• [STORED RECORDS]
##########
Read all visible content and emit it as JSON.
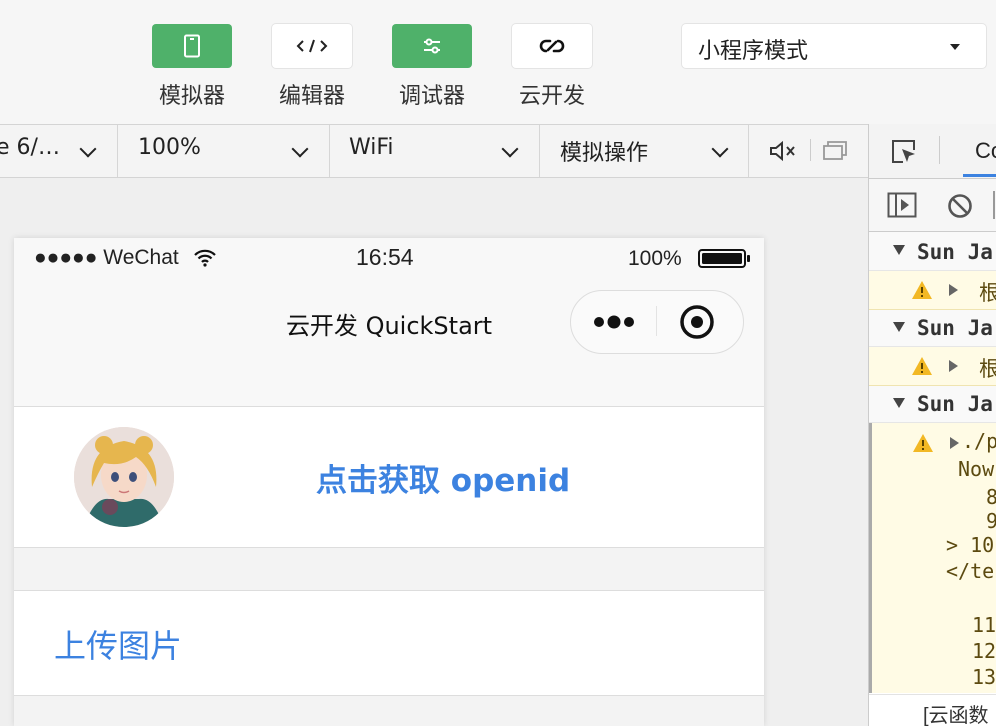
{
  "toolbar": {
    "tools": [
      {
        "label": "模拟器",
        "icon": "phone-icon",
        "active": true
      },
      {
        "label": "编辑器",
        "icon": "code-icon",
        "active": false
      },
      {
        "label": "调试器",
        "icon": "sliders-icon",
        "active": true
      },
      {
        "label": "云开发",
        "icon": "cloud-link-icon",
        "active": false
      }
    ],
    "mode_select": "小程序模式"
  },
  "subbar": {
    "device": "e 6/…",
    "zoom": "100%",
    "network": "WiFi",
    "operation": "模拟操作"
  },
  "phone": {
    "status": {
      "carrier": "●●●●● WeChat",
      "time": "16:54",
      "battery": "100%"
    },
    "nav_title": "云开发 QuickStart",
    "openid_button": "点击获取 openid",
    "upload_link": "上传图片"
  },
  "devtools": {
    "tab_label": "Co",
    "logs": [
      {
        "label": "Sun Ja",
        "child": "根"
      },
      {
        "label": "Sun Ja",
        "child": "根"
      },
      {
        "label": "Sun Ja"
      }
    ],
    "code_lines": [
      "./p",
      "Now",
      "8",
      "9",
      "> 10",
      "</te",
      "11",
      "12",
      "13"
    ],
    "footer": "[云函数"
  },
  "colors": {
    "accent_green": "#4fb16a",
    "link_blue": "#3c82e0",
    "warning_yellow": "#fffbe5"
  }
}
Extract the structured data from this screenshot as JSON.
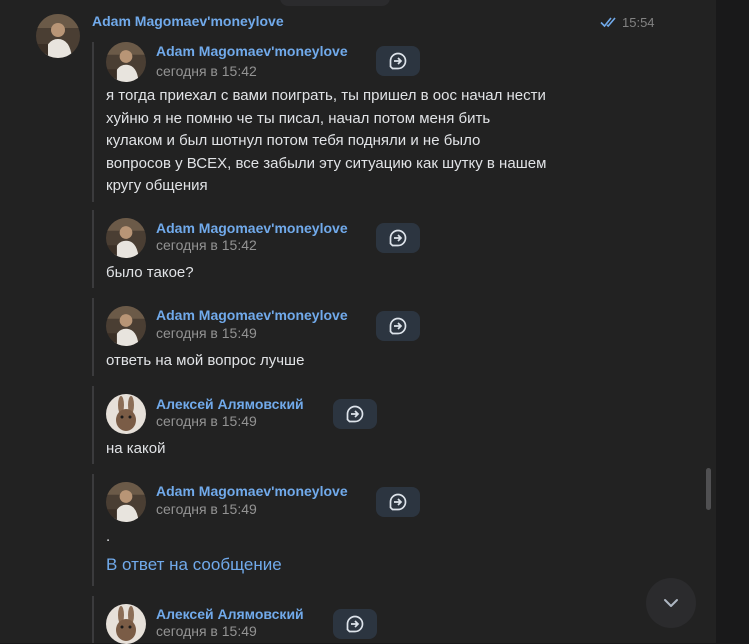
{
  "message": {
    "sender": "Adam Magomaev'moneylove",
    "time": "15:54",
    "status_icon": "double-check-icon"
  },
  "forwarded": [
    {
      "author": "Adam Magomaev'moneylove",
      "date": "сегодня в 15:42",
      "avatar": "man-avatar",
      "text_lines": [
        "я тогда приехал с вами поиграть, ты пришел в оос начал нести",
        "хуйню я не помню че ты писал, начал потом меня бить",
        "кулаком и был шотнул потом тебя подняли и не было",
        "вопросов у ВСЕХ, все забыли эту ситуацию как шутку в нашем",
        "кругу общения"
      ]
    },
    {
      "author": "Adam Magomaev'moneylove",
      "date": "сегодня в 15:42",
      "avatar": "man-avatar",
      "text_lines": [
        "было такое?"
      ]
    },
    {
      "author": "Adam Magomaev'moneylove",
      "date": "сегодня в 15:49",
      "avatar": "man-avatar",
      "text_lines": [
        "ответь на мой вопрос лучше"
      ]
    },
    {
      "author": "Алексей Алямовский",
      "date": "сегодня в 15:49",
      "avatar": "rabbit-avatar",
      "text_lines": [
        "на какой"
      ]
    },
    {
      "author": "Adam Magomaev'moneylove",
      "date": "сегодня в 15:49",
      "avatar": "man-avatar",
      "text_lines": [
        "."
      ],
      "reply_link": "В ответ на сообщение"
    },
    {
      "author": "Алексей Алямовский",
      "date": "сегодня в 15:49",
      "avatar": "rabbit-avatar",
      "text_lines": []
    }
  ],
  "icons": {
    "go_to_message": "go-to-message-icon",
    "scroll_down": "chevron-down-icon"
  },
  "colors": {
    "background": "#222222",
    "link": "#71aaeb",
    "text": "#e1e3e6",
    "muted": "#939393",
    "button": "#2c3540"
  }
}
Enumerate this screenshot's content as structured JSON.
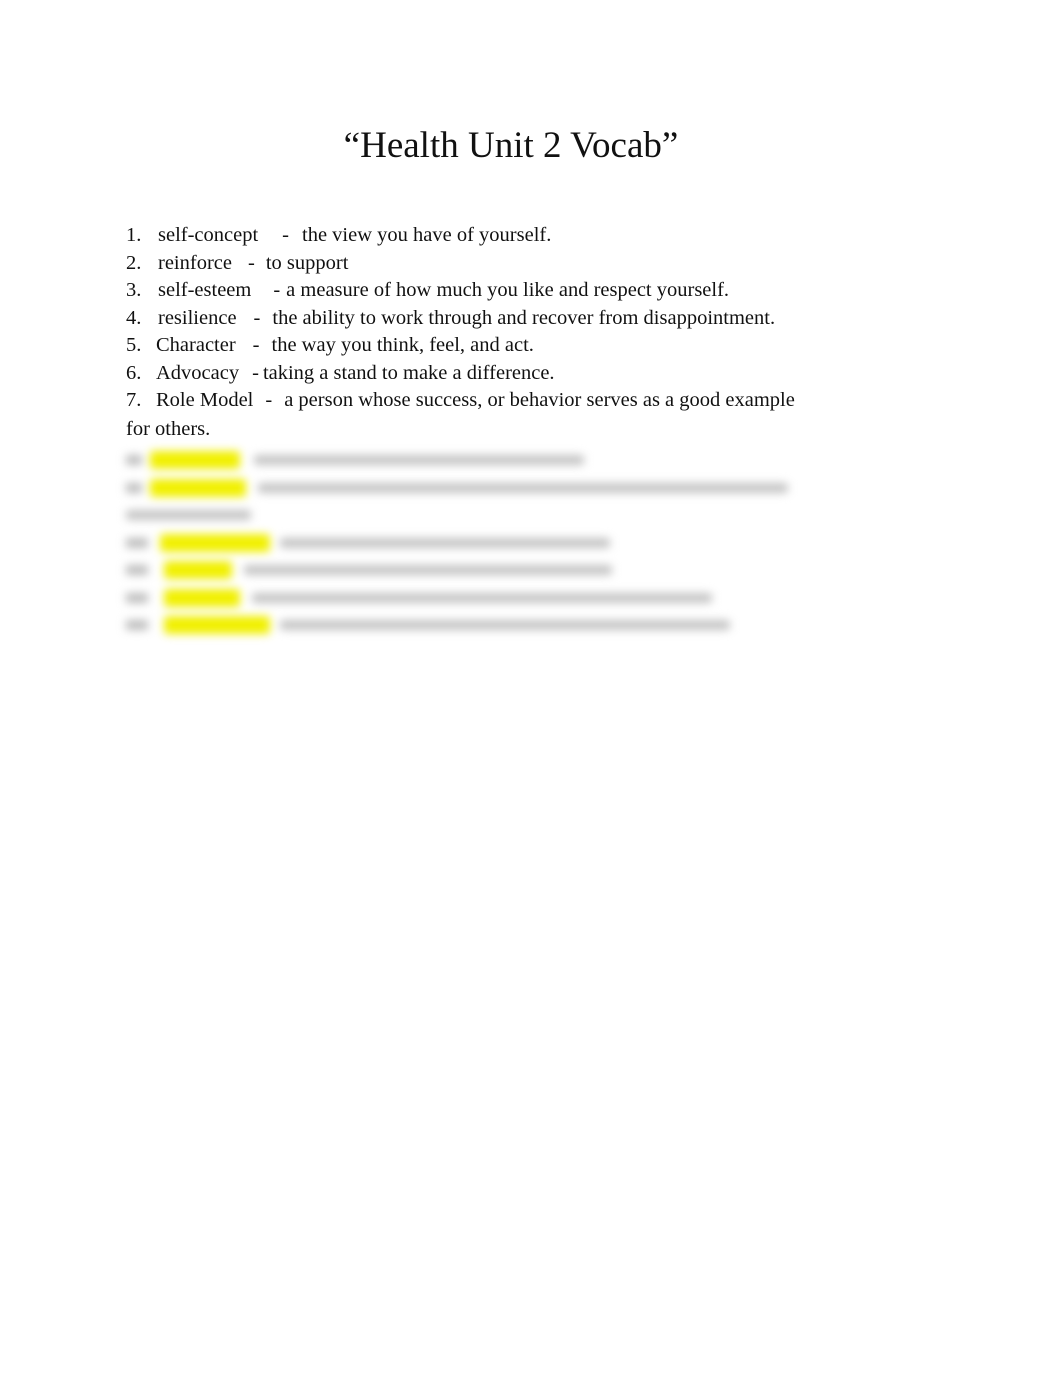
{
  "document": {
    "title": "“Health Unit 2 Vocab”",
    "highlight_color": "#f6f536",
    "items": [
      {
        "number": "1.",
        "term": "self-concept",
        "separator": "-",
        "definition": "the view you have of yourself."
      },
      {
        "number": "2.",
        "term": "reinforce",
        "separator": "-",
        "definition": "to support"
      },
      {
        "number": "3.",
        "term": "self-esteem",
        "separator": "-",
        "definition": "a measure of how much you like and respect yourself."
      },
      {
        "number": "4.",
        "term": "resilience",
        "separator": "-",
        "definition": "the ability to work through and recover from disappointment."
      },
      {
        "number": "5.",
        "term": "Character",
        "separator": "-",
        "definition": "the way you think, feel, and act."
      },
      {
        "number": "6.",
        "term": "Advocacy",
        "separator": "-",
        "definition": "taking a stand to make a difference."
      },
      {
        "number": "7.",
        "term": "Role Model",
        "separator": "-",
        "definition": "a person whose success, or behavior serves as a good example",
        "continuation": "for others."
      }
    ],
    "blurred_items_note": "Items 8–13 are blurred/obscured and unreadable"
  }
}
##########
• [THE PROBLEM] Copy every record character for character. Skip the pictures.

• [ANSWER BELOW]
Read all visible content and emit it as JSON.
{
  "toolbar": {
    "tools": [
      {
        "label": "模拟器",
        "icon": "phone-icon",
        "active": true
      },
      {
        "label": "编辑器",
        "icon": "code-icon",
        "active": false
      },
      {
        "label": "调试器",
        "icon": "sliders-icon",
        "active": true
      },
      {
        "label": "云开发",
        "icon": "cloud-link-icon",
        "active": false
      }
    ],
    "mode_select": "小程序模式"
  },
  "subbar": {
    "device": "e 6/…",
    "zoom": "100%",
    "network": "WiFi",
    "operation": "模拟操作"
  },
  "phone": {
    "status": {
      "carrier": "●●●●● WeChat",
      "time": "16:54",
      "battery": "100%"
    },
    "nav_title": "云开发 QuickStart",
    "openid_button": "点击获取 openid",
    "upload_link": "上传图片"
  },
  "devtools": {
    "tab_label": "Co",
    "logs": [
      {
        "label": "Sun Ja",
        "child": "根"
      },
      {
        "label": "Sun Ja",
        "child": "根"
      },
      {
        "label": "Sun Ja"
      }
    ],
    "code_lines": [
      "./p",
      "Now",
      "8",
      "9",
      "> 10",
      "</te",
      "11",
      "12",
      "13"
    ],
    "footer": "[云函数"
  },
  "colors": {
    "accent_green": "#4fb16a",
    "link_blue": "#3c82e0",
    "warning_yellow": "#fffbe5"
  }
}
Extract the structured data from this screenshot as JSON.
{
  "message": {
    "sender": "Adam Magomaev'moneylove",
    "time": "15:54",
    "status_icon": "double-check-icon"
  },
  "forwarded": [
    {
      "author": "Adam Magomaev'moneylove",
      "date": "сегодня в 15:42",
      "avatar": "man-avatar",
      "text_lines": [
        "я тогда приехал с вами поиграть, ты пришел в оос начал нести",
        "хуйню я не помню че ты писал, начал потом меня бить",
        "кулаком и был шотнул потом тебя подняли и не было",
        "вопросов у ВСЕХ, все забыли эту ситуацию как шутку в нашем",
        "кругу общения"
      ]
    },
    {
      "author": "Adam Magomaev'moneylove",
      "date": "сегодня в 15:42",
      "avatar": "man-avatar",
      "text_lines": [
        "было такое?"
      ]
    },
    {
      "author": "Adam Magomaev'moneylove",
      "date": "сегодня в 15:49",
      "avatar": "man-avatar",
      "text_lines": [
        "ответь на мой вопрос лучше"
      ]
    },
    {
      "author": "Алексей Алямовский",
      "date": "сегодня в 15:49",
      "avatar": "rabbit-avatar",
      "text_lines": [
        "на какой"
      ]
    },
    {
      "author": "Adam Magomaev'moneylove",
      "date": "сегодня в 15:49",
      "avatar": "man-avatar",
      "text_lines": [
        "."
      ],
      "reply_link": "В ответ на сообщение"
    },
    {
      "author": "Алексей Алямовский",
      "date": "сегодня в 15:49",
      "avatar": "rabbit-avatar",
      "text_lines": []
    }
  ],
  "icons": {
    "go_to_message": "go-to-message-icon",
    "scroll_down": "chevron-down-icon"
  },
  "colors": {
    "background": "#222222",
    "link": "#71aaeb",
    "text": "#e1e3e6",
    "muted": "#939393",
    "button": "#2c3540"
  }
}
Enumerate this screenshot's content as structured JSON.
{
  "document": {
    "title": "“Health Unit 2 Vocab”",
    "highlight_color": "#f6f536",
    "items": [
      {
        "number": "1.",
        "term": "self-concept",
        "separator": "-",
        "definition": "the view you have of yourself."
      },
      {
        "number": "2.",
        "term": "reinforce",
        "separator": "-",
        "definition": "to support"
      },
      {
        "number": "3.",
        "term": "self-esteem",
        "separator": "-",
        "definition": "a measure of how much you like and respect yourself."
      },
      {
        "number": "4.",
        "term": "resilience",
        "separator": "-",
        "definition": "the ability to work through and recover from disappointment."
      },
      {
        "number": "5.",
        "term": "Character",
        "separator": "-",
        "definition": "the way you think, feel, and act."
      },
      {
        "number": "6.",
        "term": "Advocacy",
        "separator": "-",
        "definition": "taking a stand to make a difference."
      },
      {
        "number": "7.",
        "term": "Role Model",
        "separator": "-",
        "definition": "a person whose success, or behavior serves as a good example",
        "continuation": "for others."
      }
    ],
    "blurred_items_note": "Items 8–13 are blurred/obscured and unreadable"
  }
}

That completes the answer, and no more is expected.